◆ TASK TO COMPLETE
Give every line of the data again, unchanged, but with no pictures.

◆ MATERIAL FOR THE TASK

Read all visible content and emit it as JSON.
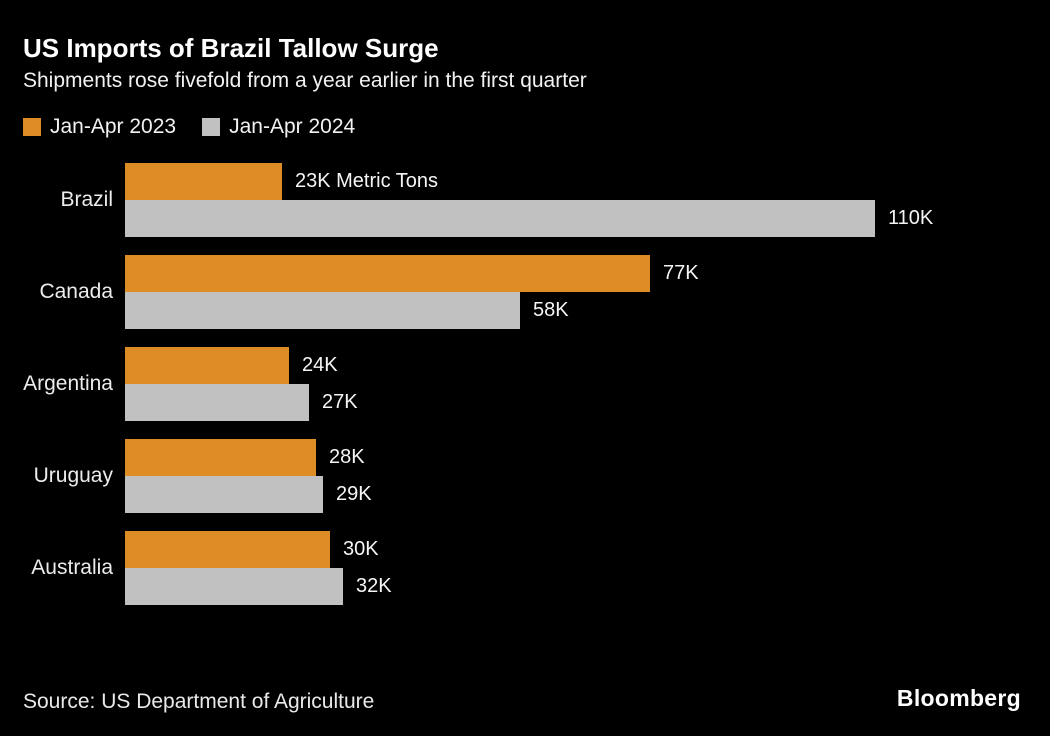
{
  "colors": {
    "background": "#000000",
    "bar_2023": "#DE8C26",
    "bar_2024": "#C1C1C1",
    "text": "#FFFFFF"
  },
  "footer": {
    "source": "Source: US Department of Agriculture",
    "brand": "Bloomberg"
  },
  "chart_data": {
    "type": "bar",
    "orientation": "horizontal",
    "title": "US Imports of Brazil Tallow Surge",
    "subtitle": "Shipments rose fivefold from a year earlier in the first quarter",
    "unit": "Metric Tons (thousands)",
    "categories": [
      "Brazil",
      "Canada",
      "Argentina",
      "Uruguay",
      "Australia"
    ],
    "series": [
      {
        "name": "Jan-Apr 2023",
        "color": "#DE8C26",
        "values": [
          23,
          77,
          24,
          28,
          30
        ],
        "labels": [
          "23K Metric Tons",
          "77K",
          "24K",
          "28K",
          "30K"
        ]
      },
      {
        "name": "Jan-Apr 2024",
        "color": "#C1C1C1",
        "values": [
          110,
          58,
          27,
          29,
          32
        ],
        "labels": [
          "110K",
          "58K",
          "27K",
          "29K",
          "32K"
        ]
      }
    ],
    "xlim": [
      0,
      110
    ],
    "grid": false,
    "legend_position": "top-left"
  }
}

◆ FULL SOLUTION
Read all visible content and emit it as JSON.
{
  "colors": {
    "background": "#000000",
    "bar_2023": "#DE8C26",
    "bar_2024": "#C1C1C1",
    "text": "#FFFFFF"
  },
  "footer": {
    "source": "Source: US Department of Agriculture",
    "brand": "Bloomberg"
  },
  "chart_data": {
    "type": "bar",
    "orientation": "horizontal",
    "title": "US Imports of Brazil Tallow Surge",
    "subtitle": "Shipments rose fivefold from a year earlier in the first quarter",
    "unit": "Metric Tons (thousands)",
    "categories": [
      "Brazil",
      "Canada",
      "Argentina",
      "Uruguay",
      "Australia"
    ],
    "series": [
      {
        "name": "Jan-Apr 2023",
        "color": "#DE8C26",
        "values": [
          23,
          77,
          24,
          28,
          30
        ],
        "labels": [
          "23K Metric Tons",
          "77K",
          "24K",
          "28K",
          "30K"
        ]
      },
      {
        "name": "Jan-Apr 2024",
        "color": "#C1C1C1",
        "values": [
          110,
          58,
          27,
          29,
          32
        ],
        "labels": [
          "110K",
          "58K",
          "27K",
          "29K",
          "32K"
        ]
      }
    ],
    "xlim": [
      0,
      110
    ],
    "grid": false,
    "legend_position": "top-left"
  }
}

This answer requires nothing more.